**WHAT YOU NEED TO DO**:
Within the listing below, locate all lines containing the word "Франц". Copy each one.

Saved entries
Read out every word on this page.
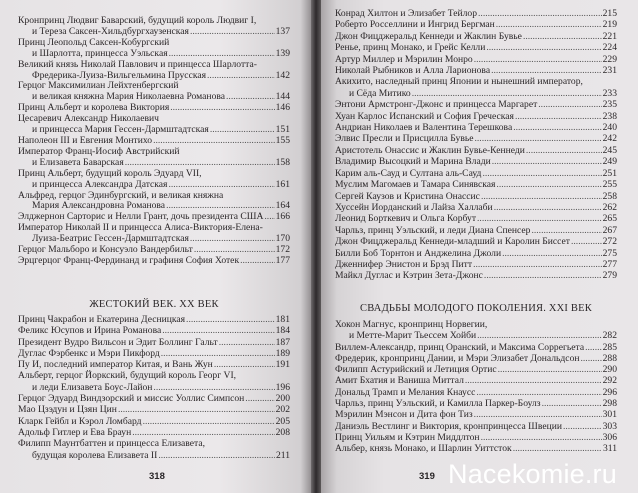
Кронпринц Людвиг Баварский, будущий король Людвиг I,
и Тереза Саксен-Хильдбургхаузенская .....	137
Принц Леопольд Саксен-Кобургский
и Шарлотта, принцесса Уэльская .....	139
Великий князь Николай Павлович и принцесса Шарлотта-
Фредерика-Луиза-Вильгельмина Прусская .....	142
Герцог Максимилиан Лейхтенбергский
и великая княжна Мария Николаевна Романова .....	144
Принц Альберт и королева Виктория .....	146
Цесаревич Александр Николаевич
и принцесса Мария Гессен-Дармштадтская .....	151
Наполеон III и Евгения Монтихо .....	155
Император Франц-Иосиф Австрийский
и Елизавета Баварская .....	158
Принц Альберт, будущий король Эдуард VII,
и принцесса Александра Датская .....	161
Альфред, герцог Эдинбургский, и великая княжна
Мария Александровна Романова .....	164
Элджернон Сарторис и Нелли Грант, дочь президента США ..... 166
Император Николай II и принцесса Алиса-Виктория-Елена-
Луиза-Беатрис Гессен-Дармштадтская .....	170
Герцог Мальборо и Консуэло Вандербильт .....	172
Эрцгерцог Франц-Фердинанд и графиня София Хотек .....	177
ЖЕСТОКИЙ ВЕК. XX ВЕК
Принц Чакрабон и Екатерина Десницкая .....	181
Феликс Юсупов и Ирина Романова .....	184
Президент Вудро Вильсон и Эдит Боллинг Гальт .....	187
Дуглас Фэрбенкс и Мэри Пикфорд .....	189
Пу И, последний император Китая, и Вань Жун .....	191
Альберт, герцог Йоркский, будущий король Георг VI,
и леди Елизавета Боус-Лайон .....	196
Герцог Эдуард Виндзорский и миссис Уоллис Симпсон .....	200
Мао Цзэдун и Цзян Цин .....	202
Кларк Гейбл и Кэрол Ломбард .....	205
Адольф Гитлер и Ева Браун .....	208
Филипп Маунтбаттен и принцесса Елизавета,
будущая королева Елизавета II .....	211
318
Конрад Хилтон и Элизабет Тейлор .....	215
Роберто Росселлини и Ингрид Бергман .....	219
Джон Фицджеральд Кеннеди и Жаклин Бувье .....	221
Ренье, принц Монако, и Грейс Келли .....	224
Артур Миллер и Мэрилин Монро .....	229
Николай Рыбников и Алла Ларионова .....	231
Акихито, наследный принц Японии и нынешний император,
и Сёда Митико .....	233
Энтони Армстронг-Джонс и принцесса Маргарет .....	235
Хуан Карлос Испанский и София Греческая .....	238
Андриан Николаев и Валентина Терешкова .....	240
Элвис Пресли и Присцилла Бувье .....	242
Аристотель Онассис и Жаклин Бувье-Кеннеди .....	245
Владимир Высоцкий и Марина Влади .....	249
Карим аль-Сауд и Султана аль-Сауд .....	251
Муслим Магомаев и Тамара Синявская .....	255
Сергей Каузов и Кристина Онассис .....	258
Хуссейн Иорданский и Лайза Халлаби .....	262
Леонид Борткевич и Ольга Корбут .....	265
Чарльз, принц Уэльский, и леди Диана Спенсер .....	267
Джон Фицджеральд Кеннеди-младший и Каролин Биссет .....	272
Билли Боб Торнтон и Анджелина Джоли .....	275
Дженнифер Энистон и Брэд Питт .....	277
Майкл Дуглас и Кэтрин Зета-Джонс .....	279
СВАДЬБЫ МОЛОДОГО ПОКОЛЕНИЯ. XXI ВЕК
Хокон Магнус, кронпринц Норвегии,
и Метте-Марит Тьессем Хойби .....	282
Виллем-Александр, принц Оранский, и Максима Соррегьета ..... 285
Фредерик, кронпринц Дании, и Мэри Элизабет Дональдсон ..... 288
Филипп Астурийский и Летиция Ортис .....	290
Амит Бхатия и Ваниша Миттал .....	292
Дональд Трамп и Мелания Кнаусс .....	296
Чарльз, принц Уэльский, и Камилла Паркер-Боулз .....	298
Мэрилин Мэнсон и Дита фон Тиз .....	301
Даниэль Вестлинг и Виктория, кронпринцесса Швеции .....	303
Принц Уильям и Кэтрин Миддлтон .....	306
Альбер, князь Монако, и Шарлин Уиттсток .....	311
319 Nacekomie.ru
==
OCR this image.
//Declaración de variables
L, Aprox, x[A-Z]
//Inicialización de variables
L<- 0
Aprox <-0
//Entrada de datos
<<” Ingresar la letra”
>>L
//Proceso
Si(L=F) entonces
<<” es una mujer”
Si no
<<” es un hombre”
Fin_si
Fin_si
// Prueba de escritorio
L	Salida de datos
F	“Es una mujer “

**ANSWER TO THIS TASK**:
Император Франц-Иосиф Австрийский
Эрцгерцог Франц-Фердинанд и графиня София Хотек .....	177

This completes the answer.